Latest revision as of 18:36, 9 September 2011

Contents

[edit] 1 Problem 61

Find the sum of the only set of six 4-digit figurate numbers with a cyclic property.

Solution:

import Data.List
 
permute [] = [[]]
permute xs = concatMap (\x -> map (x:) $ permute $ delete x xs) xs
 
figurates n xs = extract $ concatMap (gather (map poly xs)) $ map (:[]) $ poly n
  where gather [xs] (v:vs) 
          = let v' = match xs v
            in if v' == [] then [] else map (:v:vs) v'
        gather (xs:xss) (v:vs) 
          = let v' = match xs v
            in if v' == [] then [] else concatMap (gather xss) $ map (:v:vs) v'
        match xs (_,v) = let p = (v `mod` 100)*100 in sublist (p+10,p+100) xs
        sublist (s,e) = takeWhile (\(_,x) -> x<e) . dropWhile (\(_,x) -> x<s)

[SHORT EXERCISE 1]:
Please reproduce the part of the Problem 61 solution between "figurates n xs" and "gather (xs:xss) (v:vs)", inclusive.
[SHORT EXERCISE 2]:
In the Problem 61 solution, explain how the permute function keeps an element it has chosen from being chosen again within the same permutation.

[SUPPLIED RECORDS]:
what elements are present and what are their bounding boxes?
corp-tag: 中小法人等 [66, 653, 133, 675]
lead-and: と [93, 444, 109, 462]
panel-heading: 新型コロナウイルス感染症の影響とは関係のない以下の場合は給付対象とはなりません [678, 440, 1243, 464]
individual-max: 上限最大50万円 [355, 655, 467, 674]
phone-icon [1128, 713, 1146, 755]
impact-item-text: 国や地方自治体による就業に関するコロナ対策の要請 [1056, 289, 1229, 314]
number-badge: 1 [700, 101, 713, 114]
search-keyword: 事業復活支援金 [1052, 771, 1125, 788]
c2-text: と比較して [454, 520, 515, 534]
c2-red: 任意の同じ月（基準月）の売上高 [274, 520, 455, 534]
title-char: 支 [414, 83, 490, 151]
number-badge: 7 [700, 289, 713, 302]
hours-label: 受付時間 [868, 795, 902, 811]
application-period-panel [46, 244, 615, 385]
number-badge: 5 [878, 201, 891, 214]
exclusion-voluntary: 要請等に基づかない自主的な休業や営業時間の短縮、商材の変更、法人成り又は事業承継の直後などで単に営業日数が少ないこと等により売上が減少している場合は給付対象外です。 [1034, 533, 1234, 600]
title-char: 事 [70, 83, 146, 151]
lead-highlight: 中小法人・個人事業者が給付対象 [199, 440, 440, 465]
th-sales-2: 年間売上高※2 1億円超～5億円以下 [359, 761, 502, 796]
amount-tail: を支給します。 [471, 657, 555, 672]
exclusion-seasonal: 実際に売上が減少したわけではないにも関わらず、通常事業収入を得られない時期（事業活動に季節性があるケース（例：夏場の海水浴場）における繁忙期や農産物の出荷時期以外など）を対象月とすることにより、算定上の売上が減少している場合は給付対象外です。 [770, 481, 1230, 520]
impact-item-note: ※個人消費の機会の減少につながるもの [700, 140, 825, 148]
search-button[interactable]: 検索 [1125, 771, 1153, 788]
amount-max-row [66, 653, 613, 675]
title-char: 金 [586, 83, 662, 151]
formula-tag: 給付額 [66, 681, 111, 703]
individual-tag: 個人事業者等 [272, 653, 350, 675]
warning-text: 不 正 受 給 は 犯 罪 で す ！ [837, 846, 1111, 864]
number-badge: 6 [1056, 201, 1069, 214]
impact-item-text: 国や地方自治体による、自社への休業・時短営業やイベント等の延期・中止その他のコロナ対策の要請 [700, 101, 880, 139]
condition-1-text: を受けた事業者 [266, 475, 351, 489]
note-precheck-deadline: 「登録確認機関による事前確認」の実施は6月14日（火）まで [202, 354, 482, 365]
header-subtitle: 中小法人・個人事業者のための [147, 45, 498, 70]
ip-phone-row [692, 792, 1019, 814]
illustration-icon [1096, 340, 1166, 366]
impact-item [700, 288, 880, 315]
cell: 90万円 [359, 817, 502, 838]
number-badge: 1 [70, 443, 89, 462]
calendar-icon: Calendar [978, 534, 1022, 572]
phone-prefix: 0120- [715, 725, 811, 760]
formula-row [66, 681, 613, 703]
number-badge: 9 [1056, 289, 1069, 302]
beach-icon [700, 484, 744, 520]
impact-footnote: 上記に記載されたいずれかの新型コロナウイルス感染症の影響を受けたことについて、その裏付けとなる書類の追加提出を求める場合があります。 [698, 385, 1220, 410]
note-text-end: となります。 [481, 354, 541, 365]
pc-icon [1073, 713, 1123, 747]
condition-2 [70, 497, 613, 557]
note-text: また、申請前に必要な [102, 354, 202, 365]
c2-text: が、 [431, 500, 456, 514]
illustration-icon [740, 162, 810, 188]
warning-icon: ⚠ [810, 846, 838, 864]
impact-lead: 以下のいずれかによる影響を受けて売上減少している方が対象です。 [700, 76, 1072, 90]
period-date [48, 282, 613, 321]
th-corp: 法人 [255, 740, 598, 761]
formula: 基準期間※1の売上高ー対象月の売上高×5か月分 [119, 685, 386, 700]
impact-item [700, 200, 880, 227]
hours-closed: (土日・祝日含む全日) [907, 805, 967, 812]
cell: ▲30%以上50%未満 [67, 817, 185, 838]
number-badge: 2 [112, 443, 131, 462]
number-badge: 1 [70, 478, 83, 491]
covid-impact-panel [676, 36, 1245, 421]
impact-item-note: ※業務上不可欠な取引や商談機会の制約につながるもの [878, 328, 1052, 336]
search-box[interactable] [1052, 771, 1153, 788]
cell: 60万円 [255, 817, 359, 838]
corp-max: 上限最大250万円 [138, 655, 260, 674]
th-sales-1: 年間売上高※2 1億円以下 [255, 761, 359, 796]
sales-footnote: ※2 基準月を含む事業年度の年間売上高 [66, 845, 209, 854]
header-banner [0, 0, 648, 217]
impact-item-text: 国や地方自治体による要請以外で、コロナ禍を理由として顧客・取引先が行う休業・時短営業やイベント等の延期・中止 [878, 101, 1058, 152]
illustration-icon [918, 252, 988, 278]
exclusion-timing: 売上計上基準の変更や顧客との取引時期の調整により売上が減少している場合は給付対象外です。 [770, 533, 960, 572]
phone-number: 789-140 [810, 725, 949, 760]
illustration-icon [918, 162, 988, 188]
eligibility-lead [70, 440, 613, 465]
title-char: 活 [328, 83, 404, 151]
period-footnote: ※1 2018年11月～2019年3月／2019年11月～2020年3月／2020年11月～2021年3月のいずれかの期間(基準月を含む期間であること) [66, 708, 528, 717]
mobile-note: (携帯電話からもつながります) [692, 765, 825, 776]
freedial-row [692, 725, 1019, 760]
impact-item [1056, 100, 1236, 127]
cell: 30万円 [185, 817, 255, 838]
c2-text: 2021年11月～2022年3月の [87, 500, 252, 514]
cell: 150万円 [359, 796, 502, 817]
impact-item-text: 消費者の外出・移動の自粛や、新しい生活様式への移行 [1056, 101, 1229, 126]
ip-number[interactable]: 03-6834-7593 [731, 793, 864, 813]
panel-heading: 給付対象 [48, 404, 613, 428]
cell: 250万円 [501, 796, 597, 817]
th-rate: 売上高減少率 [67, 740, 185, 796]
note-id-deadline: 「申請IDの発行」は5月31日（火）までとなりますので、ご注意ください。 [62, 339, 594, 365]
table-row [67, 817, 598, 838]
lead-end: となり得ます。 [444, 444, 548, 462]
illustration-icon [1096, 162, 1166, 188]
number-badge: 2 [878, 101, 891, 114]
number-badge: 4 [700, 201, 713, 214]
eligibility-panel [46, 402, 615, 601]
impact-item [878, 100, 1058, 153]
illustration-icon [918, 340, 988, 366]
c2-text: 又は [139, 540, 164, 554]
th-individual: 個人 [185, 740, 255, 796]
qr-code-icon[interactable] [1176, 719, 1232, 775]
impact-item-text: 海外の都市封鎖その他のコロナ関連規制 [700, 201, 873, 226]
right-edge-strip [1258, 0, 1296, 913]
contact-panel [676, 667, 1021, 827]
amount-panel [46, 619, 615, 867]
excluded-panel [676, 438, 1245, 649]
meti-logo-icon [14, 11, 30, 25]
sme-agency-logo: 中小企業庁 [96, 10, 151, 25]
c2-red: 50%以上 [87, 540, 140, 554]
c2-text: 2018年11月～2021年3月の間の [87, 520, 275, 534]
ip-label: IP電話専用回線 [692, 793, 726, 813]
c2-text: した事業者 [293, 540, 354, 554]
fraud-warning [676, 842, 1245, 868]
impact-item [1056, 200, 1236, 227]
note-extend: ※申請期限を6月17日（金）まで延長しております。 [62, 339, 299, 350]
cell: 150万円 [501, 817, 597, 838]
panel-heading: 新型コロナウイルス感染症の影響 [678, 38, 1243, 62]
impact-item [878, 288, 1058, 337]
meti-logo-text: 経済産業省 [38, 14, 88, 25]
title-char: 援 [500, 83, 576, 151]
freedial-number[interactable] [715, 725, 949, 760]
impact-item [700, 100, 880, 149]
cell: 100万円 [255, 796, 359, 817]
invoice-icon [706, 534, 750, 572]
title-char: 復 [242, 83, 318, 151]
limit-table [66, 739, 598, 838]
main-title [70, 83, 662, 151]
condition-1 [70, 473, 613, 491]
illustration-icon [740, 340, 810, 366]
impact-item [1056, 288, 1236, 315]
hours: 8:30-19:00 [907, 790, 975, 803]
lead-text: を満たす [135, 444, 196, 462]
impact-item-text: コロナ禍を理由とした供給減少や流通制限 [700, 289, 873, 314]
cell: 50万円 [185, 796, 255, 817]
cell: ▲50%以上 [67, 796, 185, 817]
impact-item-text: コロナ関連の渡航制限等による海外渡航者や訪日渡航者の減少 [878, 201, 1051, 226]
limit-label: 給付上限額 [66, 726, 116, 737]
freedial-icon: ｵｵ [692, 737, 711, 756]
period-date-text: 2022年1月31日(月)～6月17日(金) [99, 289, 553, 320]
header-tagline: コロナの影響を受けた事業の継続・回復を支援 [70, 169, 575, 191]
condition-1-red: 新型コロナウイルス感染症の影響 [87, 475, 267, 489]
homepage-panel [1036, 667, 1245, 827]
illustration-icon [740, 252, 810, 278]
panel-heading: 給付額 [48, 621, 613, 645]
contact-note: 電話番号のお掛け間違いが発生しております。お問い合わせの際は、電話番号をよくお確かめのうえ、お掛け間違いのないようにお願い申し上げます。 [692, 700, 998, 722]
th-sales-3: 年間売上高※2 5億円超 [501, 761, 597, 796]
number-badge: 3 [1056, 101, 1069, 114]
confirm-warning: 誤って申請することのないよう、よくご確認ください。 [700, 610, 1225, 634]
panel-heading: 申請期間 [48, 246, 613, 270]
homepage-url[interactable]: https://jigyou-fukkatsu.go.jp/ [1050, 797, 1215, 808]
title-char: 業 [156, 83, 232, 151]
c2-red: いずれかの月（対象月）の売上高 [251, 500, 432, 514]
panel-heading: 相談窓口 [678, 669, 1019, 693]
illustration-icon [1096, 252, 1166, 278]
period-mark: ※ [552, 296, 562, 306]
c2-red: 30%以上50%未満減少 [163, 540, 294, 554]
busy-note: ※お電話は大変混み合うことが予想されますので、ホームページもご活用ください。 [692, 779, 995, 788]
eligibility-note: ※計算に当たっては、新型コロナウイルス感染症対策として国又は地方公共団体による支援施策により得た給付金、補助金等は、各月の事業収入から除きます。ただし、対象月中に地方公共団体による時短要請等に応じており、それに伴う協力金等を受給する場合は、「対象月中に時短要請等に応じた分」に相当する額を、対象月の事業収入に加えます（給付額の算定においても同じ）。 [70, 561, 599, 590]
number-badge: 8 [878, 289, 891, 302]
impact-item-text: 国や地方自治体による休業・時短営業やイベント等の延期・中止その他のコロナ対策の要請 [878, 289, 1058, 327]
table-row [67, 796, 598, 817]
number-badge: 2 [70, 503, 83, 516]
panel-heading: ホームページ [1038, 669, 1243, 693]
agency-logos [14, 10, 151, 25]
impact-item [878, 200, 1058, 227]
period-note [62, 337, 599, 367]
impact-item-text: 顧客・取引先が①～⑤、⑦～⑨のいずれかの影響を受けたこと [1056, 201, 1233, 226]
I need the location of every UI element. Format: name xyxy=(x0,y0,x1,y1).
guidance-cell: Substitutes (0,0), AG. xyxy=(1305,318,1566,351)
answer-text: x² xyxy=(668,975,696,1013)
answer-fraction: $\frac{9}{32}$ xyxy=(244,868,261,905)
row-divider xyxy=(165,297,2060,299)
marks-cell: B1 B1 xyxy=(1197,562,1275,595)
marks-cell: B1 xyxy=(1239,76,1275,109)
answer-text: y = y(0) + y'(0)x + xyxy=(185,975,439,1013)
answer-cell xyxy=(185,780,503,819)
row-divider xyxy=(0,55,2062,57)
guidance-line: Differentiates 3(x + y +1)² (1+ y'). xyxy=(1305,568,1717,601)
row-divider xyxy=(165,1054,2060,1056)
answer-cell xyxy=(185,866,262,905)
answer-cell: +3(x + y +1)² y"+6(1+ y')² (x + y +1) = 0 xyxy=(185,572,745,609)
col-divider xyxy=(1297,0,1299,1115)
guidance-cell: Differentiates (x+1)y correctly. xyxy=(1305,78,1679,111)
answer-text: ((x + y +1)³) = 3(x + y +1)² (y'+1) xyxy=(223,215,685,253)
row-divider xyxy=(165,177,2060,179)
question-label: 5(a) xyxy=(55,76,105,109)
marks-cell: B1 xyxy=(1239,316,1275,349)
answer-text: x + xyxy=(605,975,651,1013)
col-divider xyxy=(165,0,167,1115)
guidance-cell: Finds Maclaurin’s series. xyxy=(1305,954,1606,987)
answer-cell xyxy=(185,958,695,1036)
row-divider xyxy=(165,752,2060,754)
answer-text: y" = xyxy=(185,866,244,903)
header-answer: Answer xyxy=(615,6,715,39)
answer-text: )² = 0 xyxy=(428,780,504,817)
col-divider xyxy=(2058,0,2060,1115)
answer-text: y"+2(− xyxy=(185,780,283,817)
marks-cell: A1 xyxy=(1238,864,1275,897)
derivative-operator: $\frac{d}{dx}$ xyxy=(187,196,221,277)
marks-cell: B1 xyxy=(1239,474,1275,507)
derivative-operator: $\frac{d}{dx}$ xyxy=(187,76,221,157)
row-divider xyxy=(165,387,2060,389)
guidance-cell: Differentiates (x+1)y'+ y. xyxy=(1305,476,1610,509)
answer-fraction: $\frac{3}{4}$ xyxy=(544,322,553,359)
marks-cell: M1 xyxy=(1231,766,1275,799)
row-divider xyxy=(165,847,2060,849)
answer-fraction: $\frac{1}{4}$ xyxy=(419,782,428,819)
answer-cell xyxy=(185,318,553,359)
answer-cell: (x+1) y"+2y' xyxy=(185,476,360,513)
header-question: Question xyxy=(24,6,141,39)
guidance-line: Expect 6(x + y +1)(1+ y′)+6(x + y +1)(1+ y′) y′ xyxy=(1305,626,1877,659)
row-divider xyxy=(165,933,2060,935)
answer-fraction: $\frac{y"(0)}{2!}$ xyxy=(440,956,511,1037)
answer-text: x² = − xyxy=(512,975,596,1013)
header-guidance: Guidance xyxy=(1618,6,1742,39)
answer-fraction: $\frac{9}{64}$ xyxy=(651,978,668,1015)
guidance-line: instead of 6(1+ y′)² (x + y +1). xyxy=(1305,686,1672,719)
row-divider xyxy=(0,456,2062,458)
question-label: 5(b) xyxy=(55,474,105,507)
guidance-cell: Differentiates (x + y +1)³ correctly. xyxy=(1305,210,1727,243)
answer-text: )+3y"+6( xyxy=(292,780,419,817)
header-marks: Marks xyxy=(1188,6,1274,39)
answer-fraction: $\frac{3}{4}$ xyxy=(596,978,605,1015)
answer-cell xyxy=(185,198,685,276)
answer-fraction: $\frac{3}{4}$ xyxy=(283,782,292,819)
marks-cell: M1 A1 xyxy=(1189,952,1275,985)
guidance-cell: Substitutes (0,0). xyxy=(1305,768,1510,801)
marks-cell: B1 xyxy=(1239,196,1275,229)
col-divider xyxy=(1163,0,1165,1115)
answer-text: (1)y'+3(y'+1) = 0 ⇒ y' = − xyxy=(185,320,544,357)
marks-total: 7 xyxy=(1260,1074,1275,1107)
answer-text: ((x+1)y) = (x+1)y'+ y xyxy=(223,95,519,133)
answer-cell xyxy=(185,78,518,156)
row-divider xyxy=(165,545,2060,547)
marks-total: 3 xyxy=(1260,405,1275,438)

[EXPECTED ANSWER 1]:
figurates n xs = extract $ concatMap (gather (map poly xs)) $ map (:[]) $ poly n
  where gather [xs] (v:vs) 
          = let v' = match xs v
            in if v' == [] then [] else map (:v:vs) v'
        gather (xs:xss) (v:vs)

[EXPECTED ANSWER 2]:
For each element x it takes from the list, permute calls `delete x xs` before recursing. It then permutes only the remaining list and prepends x to each result with `map (x:)`, so the recursive call never has that x available to pick again.